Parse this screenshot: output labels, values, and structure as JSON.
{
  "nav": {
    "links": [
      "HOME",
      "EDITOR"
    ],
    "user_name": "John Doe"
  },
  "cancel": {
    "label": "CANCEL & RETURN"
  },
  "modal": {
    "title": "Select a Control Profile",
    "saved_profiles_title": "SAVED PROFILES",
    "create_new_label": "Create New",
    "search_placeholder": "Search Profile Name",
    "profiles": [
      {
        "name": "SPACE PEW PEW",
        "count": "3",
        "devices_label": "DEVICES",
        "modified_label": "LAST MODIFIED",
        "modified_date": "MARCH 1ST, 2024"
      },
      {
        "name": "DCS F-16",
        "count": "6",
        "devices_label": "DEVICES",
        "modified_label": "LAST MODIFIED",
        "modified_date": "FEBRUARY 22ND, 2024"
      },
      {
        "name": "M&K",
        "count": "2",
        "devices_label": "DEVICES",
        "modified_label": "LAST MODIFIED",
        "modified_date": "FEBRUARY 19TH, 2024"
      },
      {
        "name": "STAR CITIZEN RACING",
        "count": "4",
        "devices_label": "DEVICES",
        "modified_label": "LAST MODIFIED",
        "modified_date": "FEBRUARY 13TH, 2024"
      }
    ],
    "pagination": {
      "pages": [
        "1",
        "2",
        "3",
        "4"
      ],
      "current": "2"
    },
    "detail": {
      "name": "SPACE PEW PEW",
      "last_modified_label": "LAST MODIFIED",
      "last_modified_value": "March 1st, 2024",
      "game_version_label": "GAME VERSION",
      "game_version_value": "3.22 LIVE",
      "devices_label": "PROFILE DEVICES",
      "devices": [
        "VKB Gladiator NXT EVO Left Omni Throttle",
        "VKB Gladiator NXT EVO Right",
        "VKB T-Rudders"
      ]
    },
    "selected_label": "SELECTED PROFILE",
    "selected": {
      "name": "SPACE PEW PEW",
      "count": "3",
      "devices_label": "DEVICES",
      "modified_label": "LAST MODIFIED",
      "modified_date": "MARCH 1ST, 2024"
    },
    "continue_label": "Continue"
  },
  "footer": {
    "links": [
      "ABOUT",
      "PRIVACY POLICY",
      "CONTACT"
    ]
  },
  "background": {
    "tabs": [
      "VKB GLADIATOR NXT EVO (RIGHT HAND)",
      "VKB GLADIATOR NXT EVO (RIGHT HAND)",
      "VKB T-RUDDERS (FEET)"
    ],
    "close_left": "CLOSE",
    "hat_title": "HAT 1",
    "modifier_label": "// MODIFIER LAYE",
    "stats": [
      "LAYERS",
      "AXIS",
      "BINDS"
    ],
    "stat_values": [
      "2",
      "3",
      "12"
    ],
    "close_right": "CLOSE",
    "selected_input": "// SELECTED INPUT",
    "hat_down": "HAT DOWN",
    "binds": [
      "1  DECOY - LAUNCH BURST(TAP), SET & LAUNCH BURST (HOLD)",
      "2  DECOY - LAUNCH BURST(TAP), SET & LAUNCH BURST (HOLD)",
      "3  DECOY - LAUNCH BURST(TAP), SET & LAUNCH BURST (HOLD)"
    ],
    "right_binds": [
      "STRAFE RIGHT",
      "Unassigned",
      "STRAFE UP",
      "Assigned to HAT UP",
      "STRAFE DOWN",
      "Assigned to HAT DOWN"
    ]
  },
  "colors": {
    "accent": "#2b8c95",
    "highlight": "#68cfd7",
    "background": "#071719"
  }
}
□ □ □ □ □ □ □
*WRITTEN EXERCISE*:
Copy down the whole of the data above, matching it exactly.

*TASK RESULT*:
Parse this screenshot: output labels, values, and structure as JSON.
{
  "nav": {
    "links": [
      "HOME",
      "EDITOR"
    ],
    "user_name": "John Doe"
  },
  "cancel": {
    "label": "CANCEL & RETURN"
  },
  "modal": {
    "title": "Select a Control Profile",
    "saved_profiles_title": "SAVED PROFILES",
    "create_new_label": "Create New",
    "search_placeholder": "Search Profile Name",
    "profiles": [
      {
        "name": "SPACE PEW PEW",
        "count": "3",
        "devices_label": "DEVICES",
        "modified_label": "LAST MODIFIED",
        "modified_date": "MARCH 1ST, 2024"
      },
      {
        "name": "DCS F-16",
        "count": "6",
        "devices_label": "DEVICES",
        "modified_label": "LAST MODIFIED",
        "modified_date": "FEBRUARY 22ND, 2024"
      },
      {
        "name": "M&K",
        "count": "2",
        "devices_label": "DEVICES",
        "modified_label": "LAST MODIFIED",
        "modified_date": "FEBRUARY 19TH, 2024"
      },
      {
        "name": "STAR CITIZEN RACING",
        "count": "4",
        "devices_label": "DEVICES",
        "modified_label": "LAST MODIFIED",
        "modified_date": "FEBRUARY 13TH, 2024"
      }
    ],
    "pagination": {
      "pages": [
        "1",
        "2",
        "3",
        "4"
      ],
      "current": "2"
    },
    "detail": {
      "name": "SPACE PEW PEW",
      "last_modified_label": "LAST MODIFIED",
      "last_modified_value": "March 1st, 2024",
      "game_version_label": "GAME VERSION",
      "game_version_value": "3.22 LIVE",
      "devices_label": "PROFILE DEVICES",
      "devices": [
        "VKB Gladiator NXT EVO Left Omni Throttle",
        "VKB Gladiator NXT EVO Right",
        "VKB T-Rudders"
      ]
    },
    "selected_label": "SELECTED PROFILE",
    "selected": {
      "name": "SPACE PEW PEW",
      "count": "3",
      "devices_label": "DEVICES",
      "modified_label": "LAST MODIFIED",
      "modified_date": "MARCH 1ST, 2024"
    },
    "continue_label": "Continue"
  },
  "footer": {
    "links": [
      "ABOUT",
      "PRIVACY POLICY",
      "CONTACT"
    ]
  },
  "background": {
    "tabs": [
      "VKB GLADIATOR NXT EVO (RIGHT HAND)",
      "VKB GLADIATOR NXT EVO (RIGHT HAND)",
      "VKB T-RUDDERS (FEET)"
    ],
    "close_left": "CLOSE",
    "hat_title": "HAT 1",
    "modifier_label": "// MODIFIER LAYE",
    "stats": [
      "LAYERS",
      "AXIS",
      "BINDS"
    ],
    "stat_values": [
      "2",
      "3",
      "12"
    ],
    "close_right": "CLOSE",
    "selected_input": "// SELECTED INPUT",
    "hat_down": "HAT DOWN",
    "binds": [
      "1  DECOY - LAUNCH BURST(TAP), SET & LAUNCH BURST (HOLD)",
      "2  DECOY - LAUNCH BURST(TAP), SET & LAUNCH BURST (HOLD)",
      "3  DECOY - LAUNCH BURST(TAP), SET & LAUNCH BURST (HOLD)"
    ],
    "right_binds": [
      "STRAFE RIGHT",
      "Unassigned",
      "STRAFE UP",
      "Assigned to HAT UP",
      "STRAFE DOWN",
      "Assigned to HAT DOWN"
    ]
  },
  "colors": {
    "accent": "#2b8c95",
    "highlight": "#68cfd7",
    "background": "#071719"
  }
}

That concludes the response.